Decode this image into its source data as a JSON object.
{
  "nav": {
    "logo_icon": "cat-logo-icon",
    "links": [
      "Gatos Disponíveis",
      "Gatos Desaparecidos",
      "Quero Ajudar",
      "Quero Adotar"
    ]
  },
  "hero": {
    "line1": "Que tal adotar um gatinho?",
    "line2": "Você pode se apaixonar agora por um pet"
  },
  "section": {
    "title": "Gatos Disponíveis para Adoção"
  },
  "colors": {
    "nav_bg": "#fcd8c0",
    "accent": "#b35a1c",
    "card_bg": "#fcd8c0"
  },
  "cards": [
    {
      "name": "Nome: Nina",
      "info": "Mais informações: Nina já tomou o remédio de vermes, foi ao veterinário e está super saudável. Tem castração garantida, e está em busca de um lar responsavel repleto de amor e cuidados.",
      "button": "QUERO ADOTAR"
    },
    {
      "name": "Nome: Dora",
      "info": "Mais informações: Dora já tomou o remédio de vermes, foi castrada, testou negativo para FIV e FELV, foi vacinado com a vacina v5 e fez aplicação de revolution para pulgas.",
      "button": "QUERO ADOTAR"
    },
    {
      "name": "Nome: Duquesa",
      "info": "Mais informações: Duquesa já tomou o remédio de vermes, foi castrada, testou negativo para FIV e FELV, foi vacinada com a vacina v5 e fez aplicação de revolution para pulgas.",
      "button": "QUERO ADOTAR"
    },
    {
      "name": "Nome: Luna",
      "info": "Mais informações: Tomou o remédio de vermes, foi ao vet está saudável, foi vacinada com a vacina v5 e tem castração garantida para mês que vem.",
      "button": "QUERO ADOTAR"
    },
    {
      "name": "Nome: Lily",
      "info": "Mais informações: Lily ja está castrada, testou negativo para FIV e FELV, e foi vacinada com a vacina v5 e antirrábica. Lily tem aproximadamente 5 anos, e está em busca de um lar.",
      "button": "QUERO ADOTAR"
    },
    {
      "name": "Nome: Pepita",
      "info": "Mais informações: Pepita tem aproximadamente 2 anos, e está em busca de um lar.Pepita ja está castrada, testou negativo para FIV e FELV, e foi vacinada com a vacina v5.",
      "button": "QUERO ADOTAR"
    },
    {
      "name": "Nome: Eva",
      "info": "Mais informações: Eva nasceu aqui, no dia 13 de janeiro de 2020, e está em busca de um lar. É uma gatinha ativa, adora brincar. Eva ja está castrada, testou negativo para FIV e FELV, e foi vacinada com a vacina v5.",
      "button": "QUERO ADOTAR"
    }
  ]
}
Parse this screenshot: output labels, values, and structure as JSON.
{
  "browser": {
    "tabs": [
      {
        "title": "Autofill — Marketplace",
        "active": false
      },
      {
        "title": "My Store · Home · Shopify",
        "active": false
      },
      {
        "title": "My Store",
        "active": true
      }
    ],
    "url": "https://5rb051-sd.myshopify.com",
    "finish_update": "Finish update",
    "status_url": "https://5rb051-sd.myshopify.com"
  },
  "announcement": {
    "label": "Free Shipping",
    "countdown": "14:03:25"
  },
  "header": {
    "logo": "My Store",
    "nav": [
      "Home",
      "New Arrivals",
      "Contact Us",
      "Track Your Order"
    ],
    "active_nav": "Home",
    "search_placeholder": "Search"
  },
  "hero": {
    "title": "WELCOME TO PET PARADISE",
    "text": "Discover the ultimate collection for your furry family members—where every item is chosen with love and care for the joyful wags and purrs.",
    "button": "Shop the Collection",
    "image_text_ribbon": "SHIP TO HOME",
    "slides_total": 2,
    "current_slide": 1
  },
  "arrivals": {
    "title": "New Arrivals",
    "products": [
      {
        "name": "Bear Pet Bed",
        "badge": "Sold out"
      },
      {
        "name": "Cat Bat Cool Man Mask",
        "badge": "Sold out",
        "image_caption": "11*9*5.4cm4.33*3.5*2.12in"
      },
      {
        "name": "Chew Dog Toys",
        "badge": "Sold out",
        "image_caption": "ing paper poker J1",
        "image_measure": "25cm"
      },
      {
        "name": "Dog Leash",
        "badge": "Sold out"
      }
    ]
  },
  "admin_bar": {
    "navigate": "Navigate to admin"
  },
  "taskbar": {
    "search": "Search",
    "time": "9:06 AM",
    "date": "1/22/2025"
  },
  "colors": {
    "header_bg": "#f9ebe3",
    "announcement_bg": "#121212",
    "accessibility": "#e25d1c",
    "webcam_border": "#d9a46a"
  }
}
· · · ·
• Problem:
Of the lines above, how many contain the word "this"? Provide the number and nothing else.

• Solution below:
2